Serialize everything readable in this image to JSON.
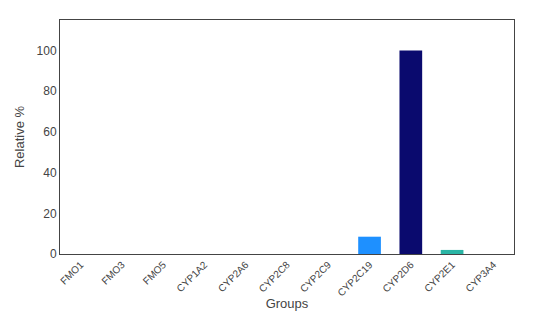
{
  "chart_data": {
    "type": "bar",
    "categories": [
      "FMO1",
      "FMO3",
      "FMO5",
      "CYP1A2",
      "CYP2A6",
      "CYP2C8",
      "CYP2C9",
      "CYP2C19",
      "CYP2D6",
      "CYP2E1",
      "CYP3A4"
    ],
    "values": [
      0,
      0,
      0,
      0,
      0,
      0,
      0,
      8.5,
      100,
      2.0,
      0
    ],
    "colors": [
      "#1a69b5",
      "#1a69b5",
      "#1a69b5",
      "#d04a02",
      "#d04a02",
      "#d04a02",
      "#d04a02",
      "#1e90ff",
      "#0a0a6e",
      "#2ab5a5",
      "#d04a02"
    ],
    "x_label": "Groups",
    "y_label": "Relative %",
    "ylim": [
      0,
      115
    ],
    "yticks": [
      0,
      20,
      40,
      60,
      80,
      100
    ],
    "grid": false
  }
}
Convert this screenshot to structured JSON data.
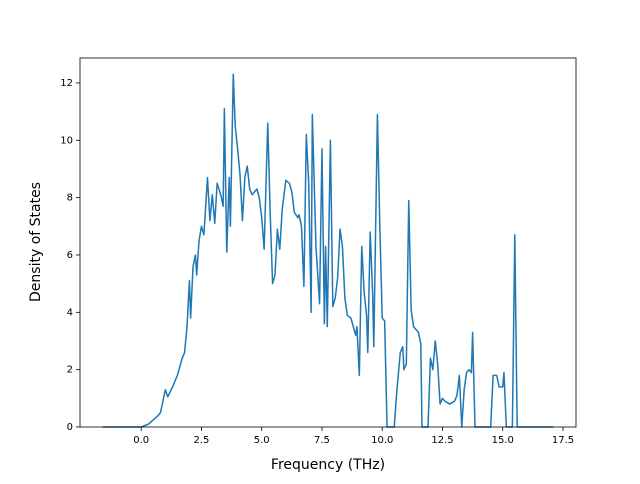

Directions: Quote the entries in full. Any image among them is to be omitted from the copy.

The solution:
Serialize everything readable in this image to JSON.
{
  "chart_data": {
    "type": "bar",
    "categories": [
      "FMO1",
      "FMO3",
      "FMO5",
      "CYP1A2",
      "CYP2A6",
      "CYP2C8",
      "CYP2C9",
      "CYP2C19",
      "CYP2D6",
      "CYP2E1",
      "CYP3A4"
    ],
    "values": [
      0,
      0,
      0,
      0,
      0,
      0,
      0,
      8.5,
      100,
      2.0,
      0
    ],
    "colors": [
      "#1a69b5",
      "#1a69b5",
      "#1a69b5",
      "#d04a02",
      "#d04a02",
      "#d04a02",
      "#d04a02",
      "#1e90ff",
      "#0a0a6e",
      "#2ab5a5",
      "#d04a02"
    ],
    "x_label": "Groups",
    "y_label": "Relative %",
    "ylim": [
      0,
      115
    ],
    "yticks": [
      0,
      20,
      40,
      60,
      80,
      100
    ],
    "grid": false
  }
}
Convert this screenshot to structured JSON data.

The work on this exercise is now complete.